A faithful transcription of all the data is required.

**Material**
◆ ◆ ◆ ◆
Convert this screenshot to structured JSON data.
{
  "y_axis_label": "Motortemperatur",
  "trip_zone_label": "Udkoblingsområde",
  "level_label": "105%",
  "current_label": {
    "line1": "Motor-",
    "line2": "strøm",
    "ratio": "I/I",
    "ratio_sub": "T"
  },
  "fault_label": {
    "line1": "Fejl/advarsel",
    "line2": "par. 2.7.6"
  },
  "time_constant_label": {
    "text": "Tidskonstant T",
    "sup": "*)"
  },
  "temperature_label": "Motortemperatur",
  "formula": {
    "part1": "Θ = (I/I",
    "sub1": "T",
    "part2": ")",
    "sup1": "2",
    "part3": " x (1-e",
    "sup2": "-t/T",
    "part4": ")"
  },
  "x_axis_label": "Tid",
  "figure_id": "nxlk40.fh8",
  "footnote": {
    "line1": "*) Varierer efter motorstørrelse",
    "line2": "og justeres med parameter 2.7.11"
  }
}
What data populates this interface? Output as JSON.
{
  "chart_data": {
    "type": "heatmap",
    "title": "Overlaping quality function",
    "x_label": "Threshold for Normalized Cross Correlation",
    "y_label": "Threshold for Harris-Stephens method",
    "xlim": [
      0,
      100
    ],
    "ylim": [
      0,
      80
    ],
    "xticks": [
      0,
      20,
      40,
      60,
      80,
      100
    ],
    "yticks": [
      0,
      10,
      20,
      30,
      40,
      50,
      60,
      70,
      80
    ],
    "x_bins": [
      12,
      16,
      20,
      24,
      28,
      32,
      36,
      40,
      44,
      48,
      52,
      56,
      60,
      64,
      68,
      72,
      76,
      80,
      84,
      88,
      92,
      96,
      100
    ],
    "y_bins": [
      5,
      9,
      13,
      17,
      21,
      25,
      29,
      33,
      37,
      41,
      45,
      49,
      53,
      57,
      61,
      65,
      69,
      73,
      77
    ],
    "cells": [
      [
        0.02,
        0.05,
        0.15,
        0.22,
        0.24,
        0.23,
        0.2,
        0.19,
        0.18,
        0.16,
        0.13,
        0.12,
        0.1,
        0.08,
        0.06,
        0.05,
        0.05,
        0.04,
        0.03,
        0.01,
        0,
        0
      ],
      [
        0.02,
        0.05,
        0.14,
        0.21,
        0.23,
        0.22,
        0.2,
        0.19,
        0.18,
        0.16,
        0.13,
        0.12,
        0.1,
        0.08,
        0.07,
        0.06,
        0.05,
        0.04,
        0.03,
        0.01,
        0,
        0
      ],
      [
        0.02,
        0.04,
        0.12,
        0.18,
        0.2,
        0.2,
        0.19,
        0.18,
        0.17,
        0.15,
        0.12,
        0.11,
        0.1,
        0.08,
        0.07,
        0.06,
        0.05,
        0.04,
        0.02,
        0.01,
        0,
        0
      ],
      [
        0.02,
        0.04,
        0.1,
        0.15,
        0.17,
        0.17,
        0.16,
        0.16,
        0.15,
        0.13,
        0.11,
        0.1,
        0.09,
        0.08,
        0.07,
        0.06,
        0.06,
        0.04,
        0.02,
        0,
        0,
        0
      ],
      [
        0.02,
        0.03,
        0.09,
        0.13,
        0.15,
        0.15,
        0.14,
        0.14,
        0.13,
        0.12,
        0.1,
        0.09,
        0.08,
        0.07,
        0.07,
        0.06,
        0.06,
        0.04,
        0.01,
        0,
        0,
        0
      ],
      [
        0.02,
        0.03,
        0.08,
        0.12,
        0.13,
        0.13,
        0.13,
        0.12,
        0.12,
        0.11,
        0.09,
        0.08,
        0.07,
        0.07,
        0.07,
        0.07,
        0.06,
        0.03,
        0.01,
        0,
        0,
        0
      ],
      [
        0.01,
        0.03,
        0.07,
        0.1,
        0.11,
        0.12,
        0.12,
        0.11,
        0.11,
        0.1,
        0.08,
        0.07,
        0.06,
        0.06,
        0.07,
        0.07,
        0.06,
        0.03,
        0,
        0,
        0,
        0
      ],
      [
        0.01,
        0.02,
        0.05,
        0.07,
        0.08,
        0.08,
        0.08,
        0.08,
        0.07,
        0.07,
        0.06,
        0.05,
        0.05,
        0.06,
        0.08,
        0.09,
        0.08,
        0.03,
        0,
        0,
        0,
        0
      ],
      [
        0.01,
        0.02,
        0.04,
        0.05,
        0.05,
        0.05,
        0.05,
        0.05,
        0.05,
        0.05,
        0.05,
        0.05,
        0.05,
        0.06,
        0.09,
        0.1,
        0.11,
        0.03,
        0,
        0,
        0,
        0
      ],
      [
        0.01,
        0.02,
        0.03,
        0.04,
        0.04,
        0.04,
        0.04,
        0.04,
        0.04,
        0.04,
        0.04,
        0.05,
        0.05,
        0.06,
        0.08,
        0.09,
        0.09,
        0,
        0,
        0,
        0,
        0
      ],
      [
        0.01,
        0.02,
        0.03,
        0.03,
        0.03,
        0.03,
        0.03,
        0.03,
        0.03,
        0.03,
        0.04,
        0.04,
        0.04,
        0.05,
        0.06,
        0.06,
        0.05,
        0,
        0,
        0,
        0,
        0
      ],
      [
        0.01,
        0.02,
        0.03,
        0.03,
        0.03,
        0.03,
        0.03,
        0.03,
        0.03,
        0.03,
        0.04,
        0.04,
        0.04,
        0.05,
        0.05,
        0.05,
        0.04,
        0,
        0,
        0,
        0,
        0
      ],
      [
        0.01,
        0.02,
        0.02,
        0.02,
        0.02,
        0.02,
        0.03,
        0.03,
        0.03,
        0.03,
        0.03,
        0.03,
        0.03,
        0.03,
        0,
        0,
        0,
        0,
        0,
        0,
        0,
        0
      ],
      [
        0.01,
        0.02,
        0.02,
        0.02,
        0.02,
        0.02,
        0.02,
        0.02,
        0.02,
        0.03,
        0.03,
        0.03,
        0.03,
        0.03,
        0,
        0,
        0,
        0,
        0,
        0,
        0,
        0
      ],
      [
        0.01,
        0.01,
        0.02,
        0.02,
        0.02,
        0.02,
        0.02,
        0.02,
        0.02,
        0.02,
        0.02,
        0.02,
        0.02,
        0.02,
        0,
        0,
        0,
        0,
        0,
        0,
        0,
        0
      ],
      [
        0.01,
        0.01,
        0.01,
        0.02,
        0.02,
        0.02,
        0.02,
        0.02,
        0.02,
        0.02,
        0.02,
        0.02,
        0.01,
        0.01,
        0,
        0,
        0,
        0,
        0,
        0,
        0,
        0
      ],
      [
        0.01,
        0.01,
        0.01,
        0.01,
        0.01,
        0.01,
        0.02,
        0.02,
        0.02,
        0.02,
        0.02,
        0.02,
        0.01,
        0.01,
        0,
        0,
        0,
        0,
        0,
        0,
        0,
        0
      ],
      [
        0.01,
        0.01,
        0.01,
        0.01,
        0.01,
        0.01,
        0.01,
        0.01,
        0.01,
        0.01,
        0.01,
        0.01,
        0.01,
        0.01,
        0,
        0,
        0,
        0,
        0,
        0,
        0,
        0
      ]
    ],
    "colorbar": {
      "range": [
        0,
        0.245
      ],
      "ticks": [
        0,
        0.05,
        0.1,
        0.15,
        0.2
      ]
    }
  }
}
◆ ◆ ◆ ◆
**Finished answer**
Convert this screenshot to structured JSON data.
{
  "y_axis_label": "Motortemperatur",
  "trip_zone_label": "Udkoblingsområde",
  "level_label": "105%",
  "current_label": {
    "line1": "Motor-",
    "line2": "strøm",
    "ratio": "I/I",
    "ratio_sub": "T"
  },
  "fault_label": {
    "line1": "Fejl/advarsel",
    "line2": "par. 2.7.6"
  },
  "time_constant_label": {
    "text": "Tidskonstant T",
    "sup": "*)"
  },
  "temperature_label": "Motortemperatur",
  "formula": {
    "part1": "Θ = (I/I",
    "sub1": "T",
    "part2": ")",
    "sup1": "2",
    "part3": " x (1-e",
    "sup2": "-t/T",
    "part4": ")"
  },
  "x_axis_label": "Tid",
  "figure_id": "nxlk40.fh8",
  "footnote": {
    "line1": "*) Varierer efter motorstørrelse",
    "line2": "og justeres med parameter 2.7.11"
  }
}
What data populates this interface? Output as JSON.
{
  "chart_data": {
    "type": "heatmap",
    "title": "Overlaping quality function",
    "x_label": "Threshold for Normalized Cross Correlation",
    "y_label": "Threshold for Harris-Stephens method",
    "xlim": [
      0,
      100
    ],
    "ylim": [
      0,
      80
    ],
    "xticks": [
      0,
      20,
      40,
      60,
      80,
      100
    ],
    "yticks": [
      0,
      10,
      20,
      30,
      40,
      50,
      60,
      70,
      80
    ],
    "x_bins": [
      12,
      16,
      20,
      24,
      28,
      32,
      36,
      40,
      44,
      48,
      52,
      56,
      60,
      64,
      68,
      72,
      76,
      80,
      84,
      88,
      92,
      96,
      100
    ],
    "y_bins": [
      5,
      9,
      13,
      17,
      21,
      25,
      29,
      33,
      37,
      41,
      45,
      49,
      53,
      57,
      61,
      65,
      69,
      73,
      77
    ],
    "cells": [
      [
        0.02,
        0.05,
        0.15,
        0.22,
        0.24,
        0.23,
        0.2,
        0.19,
        0.18,
        0.16,
        0.13,
        0.12,
        0.1,
        0.08,
        0.06,
        0.05,
        0.05,
        0.04,
        0.03,
        0.01,
        0,
        0
      ],
      [
        0.02,
        0.05,
        0.14,
        0.21,
        0.23,
        0.22,
        0.2,
        0.19,
        0.18,
        0.16,
        0.13,
        0.12,
        0.1,
        0.08,
        0.07,
        0.06,
        0.05,
        0.04,
        0.03,
        0.01,
        0,
        0
      ],
      [
        0.02,
        0.04,
        0.12,
        0.18,
        0.2,
        0.2,
        0.19,
        0.18,
        0.17,
        0.15,
        0.12,
        0.11,
        0.1,
        0.08,
        0.07,
        0.06,
        0.05,
        0.04,
        0.02,
        0.01,
        0,
        0
      ],
      [
        0.02,
        0.04,
        0.1,
        0.15,
        0.17,
        0.17,
        0.16,
        0.16,
        0.15,
        0.13,
        0.11,
        0.1,
        0.09,
        0.08,
        0.07,
        0.06,
        0.06,
        0.04,
        0.02,
        0,
        0,
        0
      ],
      [
        0.02,
        0.03,
        0.09,
        0.13,
        0.15,
        0.15,
        0.14,
        0.14,
        0.13,
        0.12,
        0.1,
        0.09,
        0.08,
        0.07,
        0.07,
        0.06,
        0.06,
        0.04,
        0.01,
        0,
        0,
        0
      ],
      [
        0.02,
        0.03,
        0.08,
        0.12,
        0.13,
        0.13,
        0.13,
        0.12,
        0.12,
        0.11,
        0.09,
        0.08,
        0.07,
        0.07,
        0.07,
        0.07,
        0.06,
        0.03,
        0.01,
        0,
        0,
        0
      ],
      [
        0.01,
        0.03,
        0.07,
        0.1,
        0.11,
        0.12,
        0.12,
        0.11,
        0.11,
        0.1,
        0.08,
        0.07,
        0.06,
        0.06,
        0.07,
        0.07,
        0.06,
        0.03,
        0,
        0,
        0,
        0
      ],
      [
        0.01,
        0.02,
        0.05,
        0.07,
        0.08,
        0.08,
        0.08,
        0.08,
        0.07,
        0.07,
        0.06,
        0.05,
        0.05,
        0.06,
        0.08,
        0.09,
        0.08,
        0.03,
        0,
        0,
        0,
        0
      ],
      [
        0.01,
        0.02,
        0.04,
        0.05,
        0.05,
        0.05,
        0.05,
        0.05,
        0.05,
        0.05,
        0.05,
        0.05,
        0.05,
        0.06,
        0.09,
        0.1,
        0.11,
        0.03,
        0,
        0,
        0,
        0
      ],
      [
        0.01,
        0.02,
        0.03,
        0.04,
        0.04,
        0.04,
        0.04,
        0.04,
        0.04,
        0.04,
        0.04,
        0.05,
        0.05,
        0.06,
        0.08,
        0.09,
        0.09,
        0,
        0,
        0,
        0,
        0
      ],
      [
        0.01,
        0.02,
        0.03,
        0.03,
        0.03,
        0.03,
        0.03,
        0.03,
        0.03,
        0.03,
        0.04,
        0.04,
        0.04,
        0.05,
        0.06,
        0.06,
        0.05,
        0,
        0,
        0,
        0,
        0
      ],
      [
        0.01,
        0.02,
        0.03,
        0.03,
        0.03,
        0.03,
        0.03,
        0.03,
        0.03,
        0.03,
        0.04,
        0.04,
        0.04,
        0.05,
        0.05,
        0.05,
        0.04,
        0,
        0,
        0,
        0,
        0
      ],
      [
        0.01,
        0.02,
        0.02,
        0.02,
        0.02,
        0.02,
        0.03,
        0.03,
        0.03,
        0.03,
        0.03,
        0.03,
        0.03,
        0.03,
        0,
        0,
        0,
        0,
        0,
        0,
        0,
        0
      ],
      [
        0.01,
        0.02,
        0.02,
        0.02,
        0.02,
        0.02,
        0.02,
        0.02,
        0.02,
        0.03,
        0.03,
        0.03,
        0.03,
        0.03,
        0,
        0,
        0,
        0,
        0,
        0,
        0,
        0
      ],
      [
        0.01,
        0.01,
        0.02,
        0.02,
        0.02,
        0.02,
        0.02,
        0.02,
        0.02,
        0.02,
        0.02,
        0.02,
        0.02,
        0.02,
        0,
        0,
        0,
        0,
        0,
        0,
        0,
        0
      ],
      [
        0.01,
        0.01,
        0.01,
        0.02,
        0.02,
        0.02,
        0.02,
        0.02,
        0.02,
        0.02,
        0.02,
        0.02,
        0.01,
        0.01,
        0,
        0,
        0,
        0,
        0,
        0,
        0,
        0
      ],
      [
        0.01,
        0.01,
        0.01,
        0.01,
        0.01,
        0.01,
        0.02,
        0.02,
        0.02,
        0.02,
        0.02,
        0.02,
        0.01,
        0.01,
        0,
        0,
        0,
        0,
        0,
        0,
        0,
        0
      ],
      [
        0.01,
        0.01,
        0.01,
        0.01,
        0.01,
        0.01,
        0.01,
        0.01,
        0.01,
        0.01,
        0.01,
        0.01,
        0.01,
        0.01,
        0,
        0,
        0,
        0,
        0,
        0,
        0,
        0
      ]
    ],
    "colorbar": {
      "range": [
        0,
        0.245
      ],
      "ticks": [
        0,
        0.05,
        0.1,
        0.15,
        0.2
      ]
    }
  }
}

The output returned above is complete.